■ Exercise ■
Everything in the data should be repeated exactly, save for the images.

+++++

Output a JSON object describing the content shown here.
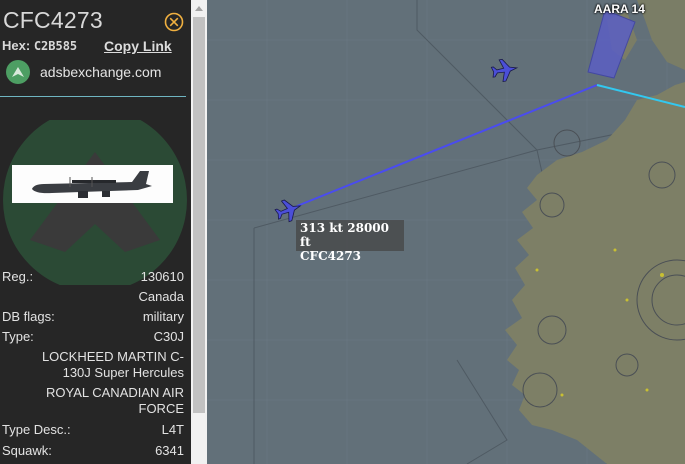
{
  "aircraft": {
    "callsign": "CFC4273",
    "hex_label": "Hex:",
    "hex": "C2B585",
    "copy_link": "Copy Link",
    "source": "adsbexchange.com"
  },
  "details": [
    {
      "label": "Reg.:",
      "value": "130610"
    },
    {
      "label": "",
      "value": "Canada"
    },
    {
      "label": "DB flags:",
      "value": "military"
    },
    {
      "label": "Type:",
      "value": "C30J"
    }
  ],
  "type_name": [
    "LOCKHEED MARTIN C-",
    "130J Super Hercules"
  ],
  "operator": [
    "ROYAL CANADIAN AIR",
    "FORCE"
  ],
  "details2": [
    {
      "label": "Type Desc.:",
      "value": "L4T"
    },
    {
      "label": "Squawk:",
      "value": "6341"
    }
  ],
  "map": {
    "track_label_line1": "313 kt  28000 ft",
    "track_label_line2": "CFC4273",
    "airspace_label": "AARA 14",
    "colors": {
      "sea": "#627079",
      "land": "#7d7f66",
      "track": "#4a4cf0",
      "track_fade": "#32c8f0",
      "aircraft": "#4b4fd8",
      "airspace": "#5b5fc4"
    }
  }
}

+++++

■ Answer below ■
Output a JSON object describing the content shown here.
{
  "aircraft": {
    "callsign": "CFC4273",
    "hex_label": "Hex:",
    "hex": "C2B585",
    "copy_link": "Copy Link",
    "source": "adsbexchange.com"
  },
  "details": [
    {
      "label": "Reg.:",
      "value": "130610"
    },
    {
      "label": "",
      "value": "Canada"
    },
    {
      "label": "DB flags:",
      "value": "military"
    },
    {
      "label": "Type:",
      "value": "C30J"
    }
  ],
  "type_name": [
    "LOCKHEED MARTIN C-",
    "130J Super Hercules"
  ],
  "operator": [
    "ROYAL CANADIAN AIR",
    "FORCE"
  ],
  "details2": [
    {
      "label": "Type Desc.:",
      "value": "L4T"
    },
    {
      "label": "Squawk:",
      "value": "6341"
    }
  ],
  "map": {
    "track_label_line1": "313 kt  28000 ft",
    "track_label_line2": "CFC4273",
    "airspace_label": "AARA 14",
    "colors": {
      "sea": "#627079",
      "land": "#7d7f66",
      "track": "#4a4cf0",
      "track_fade": "#32c8f0",
      "aircraft": "#4b4fd8",
      "airspace": "#5b5fc4"
    }
  }
}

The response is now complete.